What the task requires — Copy whichever lines contain the string "Bekleidung".

Data lines —
━━━━━━━━━━━━━━━━

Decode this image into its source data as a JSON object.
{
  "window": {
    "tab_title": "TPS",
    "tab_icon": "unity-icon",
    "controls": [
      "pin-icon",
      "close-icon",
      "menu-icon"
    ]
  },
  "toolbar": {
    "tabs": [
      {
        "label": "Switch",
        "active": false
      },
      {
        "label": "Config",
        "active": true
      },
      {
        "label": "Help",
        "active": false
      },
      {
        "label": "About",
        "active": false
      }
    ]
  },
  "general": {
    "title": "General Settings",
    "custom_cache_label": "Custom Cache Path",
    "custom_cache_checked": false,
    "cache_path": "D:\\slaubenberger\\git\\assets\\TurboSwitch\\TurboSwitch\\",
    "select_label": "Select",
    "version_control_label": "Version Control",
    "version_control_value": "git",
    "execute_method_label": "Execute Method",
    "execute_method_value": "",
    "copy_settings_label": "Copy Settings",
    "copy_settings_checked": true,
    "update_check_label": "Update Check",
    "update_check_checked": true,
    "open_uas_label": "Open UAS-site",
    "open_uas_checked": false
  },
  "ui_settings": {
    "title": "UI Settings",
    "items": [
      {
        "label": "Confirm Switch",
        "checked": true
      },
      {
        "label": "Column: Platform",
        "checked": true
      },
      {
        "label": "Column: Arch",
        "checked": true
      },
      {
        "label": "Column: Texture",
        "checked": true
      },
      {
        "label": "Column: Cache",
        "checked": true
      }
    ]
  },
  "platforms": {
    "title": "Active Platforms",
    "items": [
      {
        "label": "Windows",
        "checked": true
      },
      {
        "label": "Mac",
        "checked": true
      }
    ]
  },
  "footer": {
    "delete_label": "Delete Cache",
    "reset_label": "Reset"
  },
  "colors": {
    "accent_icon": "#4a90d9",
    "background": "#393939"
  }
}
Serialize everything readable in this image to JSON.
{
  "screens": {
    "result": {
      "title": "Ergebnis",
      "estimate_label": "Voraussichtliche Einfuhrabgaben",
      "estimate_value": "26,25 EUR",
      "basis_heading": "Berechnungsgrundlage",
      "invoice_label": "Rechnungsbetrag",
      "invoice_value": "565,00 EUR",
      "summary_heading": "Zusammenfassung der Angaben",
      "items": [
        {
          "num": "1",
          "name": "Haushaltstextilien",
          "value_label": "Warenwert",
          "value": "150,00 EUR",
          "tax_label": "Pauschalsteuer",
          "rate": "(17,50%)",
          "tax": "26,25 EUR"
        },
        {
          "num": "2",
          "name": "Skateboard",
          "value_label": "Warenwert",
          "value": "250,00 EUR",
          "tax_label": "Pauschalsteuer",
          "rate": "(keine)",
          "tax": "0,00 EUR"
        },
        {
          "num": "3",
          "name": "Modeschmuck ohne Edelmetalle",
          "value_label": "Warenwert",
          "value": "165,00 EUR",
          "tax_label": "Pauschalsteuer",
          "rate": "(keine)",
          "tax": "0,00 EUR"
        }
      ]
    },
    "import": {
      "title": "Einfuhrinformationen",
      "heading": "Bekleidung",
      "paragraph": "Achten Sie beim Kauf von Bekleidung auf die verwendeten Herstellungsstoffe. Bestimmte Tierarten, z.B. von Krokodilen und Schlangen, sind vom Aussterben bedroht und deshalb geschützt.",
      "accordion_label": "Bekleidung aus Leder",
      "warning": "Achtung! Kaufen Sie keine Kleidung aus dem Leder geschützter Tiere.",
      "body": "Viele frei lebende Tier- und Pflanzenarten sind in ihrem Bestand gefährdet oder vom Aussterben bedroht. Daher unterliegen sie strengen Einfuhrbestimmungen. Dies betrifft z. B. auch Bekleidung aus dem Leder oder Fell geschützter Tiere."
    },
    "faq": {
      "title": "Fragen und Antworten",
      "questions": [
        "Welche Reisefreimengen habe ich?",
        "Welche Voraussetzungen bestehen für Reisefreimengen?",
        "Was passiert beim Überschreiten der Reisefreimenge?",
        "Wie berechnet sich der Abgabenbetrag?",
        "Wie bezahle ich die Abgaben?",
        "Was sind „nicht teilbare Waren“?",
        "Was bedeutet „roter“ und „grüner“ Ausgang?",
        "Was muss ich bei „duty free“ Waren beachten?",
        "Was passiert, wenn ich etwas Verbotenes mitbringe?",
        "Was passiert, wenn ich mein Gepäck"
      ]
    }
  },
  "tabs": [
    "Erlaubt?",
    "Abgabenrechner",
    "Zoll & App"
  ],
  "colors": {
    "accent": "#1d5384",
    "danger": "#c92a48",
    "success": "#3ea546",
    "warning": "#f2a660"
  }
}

━━━━━━━━━━━━━━━━

Task answer —
      "heading": "Bekleidung",
      "paragraph": "Achten Sie beim Kauf von Bekleidung auf die verwendeten Herstellungsstoffe. Bestimmte Tierarten, z.B. von Krokodilen und Schlangen, sind vom Aussterben bedroht und deshalb geschützt.",
      "accordion_label": "Bekleidung aus Leder",
      "body": "Viele frei lebende Tier- und Pflanzenarten sind in ihrem Bestand gefährdet oder vom Aussterben bedroht. Daher unterliegen sie strengen Einfuhrbestimmungen. Dies betrifft z. B. auch Bekleidung aus dem Leder oder Fell geschützter Tiere."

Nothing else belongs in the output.